* [Task objective]:
Skip every image and restate the data word for word.

==*==

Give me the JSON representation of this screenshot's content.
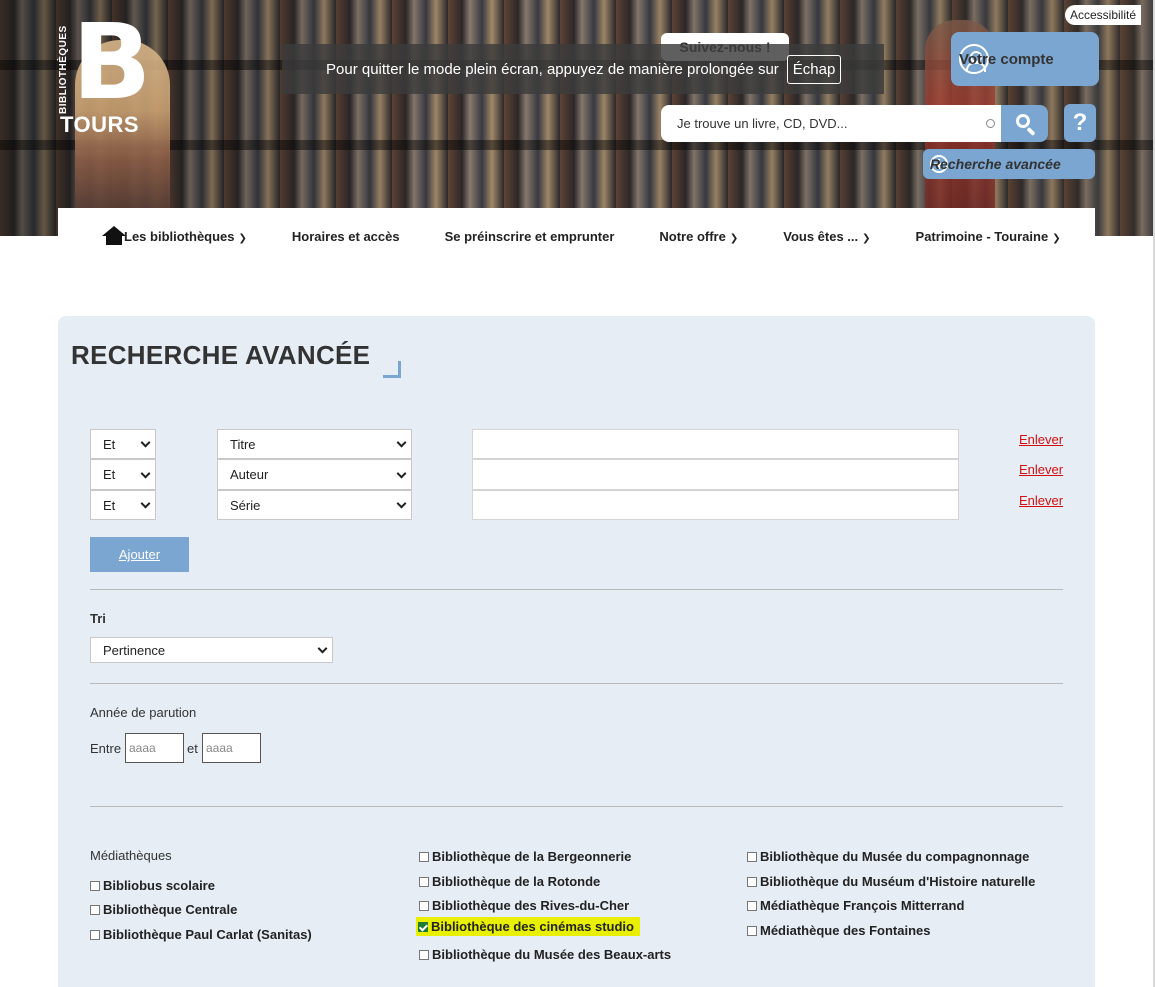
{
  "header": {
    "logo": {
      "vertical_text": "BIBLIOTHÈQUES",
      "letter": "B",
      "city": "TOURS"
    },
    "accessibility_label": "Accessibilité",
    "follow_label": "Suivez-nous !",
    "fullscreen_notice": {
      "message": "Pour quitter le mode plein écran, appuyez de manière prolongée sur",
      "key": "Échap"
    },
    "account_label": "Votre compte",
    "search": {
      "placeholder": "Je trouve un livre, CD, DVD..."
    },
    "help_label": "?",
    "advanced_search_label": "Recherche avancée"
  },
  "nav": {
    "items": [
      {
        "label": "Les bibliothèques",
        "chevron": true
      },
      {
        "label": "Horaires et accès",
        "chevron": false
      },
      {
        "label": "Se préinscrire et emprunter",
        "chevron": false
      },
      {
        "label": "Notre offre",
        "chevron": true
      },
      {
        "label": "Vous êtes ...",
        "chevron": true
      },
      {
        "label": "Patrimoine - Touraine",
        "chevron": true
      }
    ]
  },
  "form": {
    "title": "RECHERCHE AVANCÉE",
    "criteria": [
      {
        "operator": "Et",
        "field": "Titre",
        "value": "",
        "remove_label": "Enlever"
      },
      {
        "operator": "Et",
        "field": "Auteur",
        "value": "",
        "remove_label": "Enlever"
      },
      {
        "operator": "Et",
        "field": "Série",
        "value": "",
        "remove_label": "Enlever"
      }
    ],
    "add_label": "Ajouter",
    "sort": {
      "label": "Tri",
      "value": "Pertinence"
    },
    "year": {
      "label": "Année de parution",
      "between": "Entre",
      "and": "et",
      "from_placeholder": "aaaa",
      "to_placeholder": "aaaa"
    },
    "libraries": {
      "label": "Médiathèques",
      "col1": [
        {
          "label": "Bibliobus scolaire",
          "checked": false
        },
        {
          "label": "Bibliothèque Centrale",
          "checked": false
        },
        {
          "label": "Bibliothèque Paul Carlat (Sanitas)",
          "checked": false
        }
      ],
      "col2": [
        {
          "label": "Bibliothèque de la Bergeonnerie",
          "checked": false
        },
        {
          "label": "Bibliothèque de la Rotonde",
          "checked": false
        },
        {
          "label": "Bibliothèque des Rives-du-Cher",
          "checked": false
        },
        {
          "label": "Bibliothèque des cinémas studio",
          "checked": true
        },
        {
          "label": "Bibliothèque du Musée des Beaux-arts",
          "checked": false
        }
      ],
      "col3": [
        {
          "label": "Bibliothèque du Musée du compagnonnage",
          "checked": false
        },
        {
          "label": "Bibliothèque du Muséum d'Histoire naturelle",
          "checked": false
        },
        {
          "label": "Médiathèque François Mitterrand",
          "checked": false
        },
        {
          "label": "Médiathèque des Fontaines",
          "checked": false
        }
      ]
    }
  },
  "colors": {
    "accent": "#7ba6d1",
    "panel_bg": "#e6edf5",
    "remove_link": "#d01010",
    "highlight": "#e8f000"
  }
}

==*==

* [Task response]:
Give me the JSON representation of this screenshot's content.
{
  "header": {
    "logo": {
      "vertical_text": "BIBLIOTHÈQUES",
      "letter": "B",
      "city": "TOURS"
    },
    "accessibility_label": "Accessibilité",
    "follow_label": "Suivez-nous !",
    "fullscreen_notice": {
      "message": "Pour quitter le mode plein écran, appuyez de manière prolongée sur",
      "key": "Échap"
    },
    "account_label": "Votre compte",
    "search": {
      "placeholder": "Je trouve un livre, CD, DVD..."
    },
    "help_label": "?",
    "advanced_search_label": "Recherche avancée"
  },
  "nav": {
    "items": [
      {
        "label": "Les bibliothèques",
        "chevron": true
      },
      {
        "label": "Horaires et accès",
        "chevron": false
      },
      {
        "label": "Se préinscrire et emprunter",
        "chevron": false
      },
      {
        "label": "Notre offre",
        "chevron": true
      },
      {
        "label": "Vous êtes ...",
        "chevron": true
      },
      {
        "label": "Patrimoine - Touraine",
        "chevron": true
      }
    ]
  },
  "form": {
    "title": "RECHERCHE AVANCÉE",
    "criteria": [
      {
        "operator": "Et",
        "field": "Titre",
        "value": "",
        "remove_label": "Enlever"
      },
      {
        "operator": "Et",
        "field": "Auteur",
        "value": "",
        "remove_label": "Enlever"
      },
      {
        "operator": "Et",
        "field": "Série",
        "value": "",
        "remove_label": "Enlever"
      }
    ],
    "add_label": "Ajouter",
    "sort": {
      "label": "Tri",
      "value": "Pertinence"
    },
    "year": {
      "label": "Année de parution",
      "between": "Entre",
      "and": "et",
      "from_placeholder": "aaaa",
      "to_placeholder": "aaaa"
    },
    "libraries": {
      "label": "Médiathèques",
      "col1": [
        {
          "label": "Bibliobus scolaire",
          "checked": false
        },
        {
          "label": "Bibliothèque Centrale",
          "checked": false
        },
        {
          "label": "Bibliothèque Paul Carlat (Sanitas)",
          "checked": false
        }
      ],
      "col2": [
        {
          "label": "Bibliothèque de la Bergeonnerie",
          "checked": false
        },
        {
          "label": "Bibliothèque de la Rotonde",
          "checked": false
        },
        {
          "label": "Bibliothèque des Rives-du-Cher",
          "checked": false
        },
        {
          "label": "Bibliothèque des cinémas studio",
          "checked": true
        },
        {
          "label": "Bibliothèque du Musée des Beaux-arts",
          "checked": false
        }
      ],
      "col3": [
        {
          "label": "Bibliothèque du Musée du compagnonnage",
          "checked": false
        },
        {
          "label": "Bibliothèque du Muséum d'Histoire naturelle",
          "checked": false
        },
        {
          "label": "Médiathèque François Mitterrand",
          "checked": false
        },
        {
          "label": "Médiathèque des Fontaines",
          "checked": false
        }
      ]
    }
  },
  "colors": {
    "accent": "#7ba6d1",
    "panel_bg": "#e6edf5",
    "remove_link": "#d01010",
    "highlight": "#e8f000"
  }
}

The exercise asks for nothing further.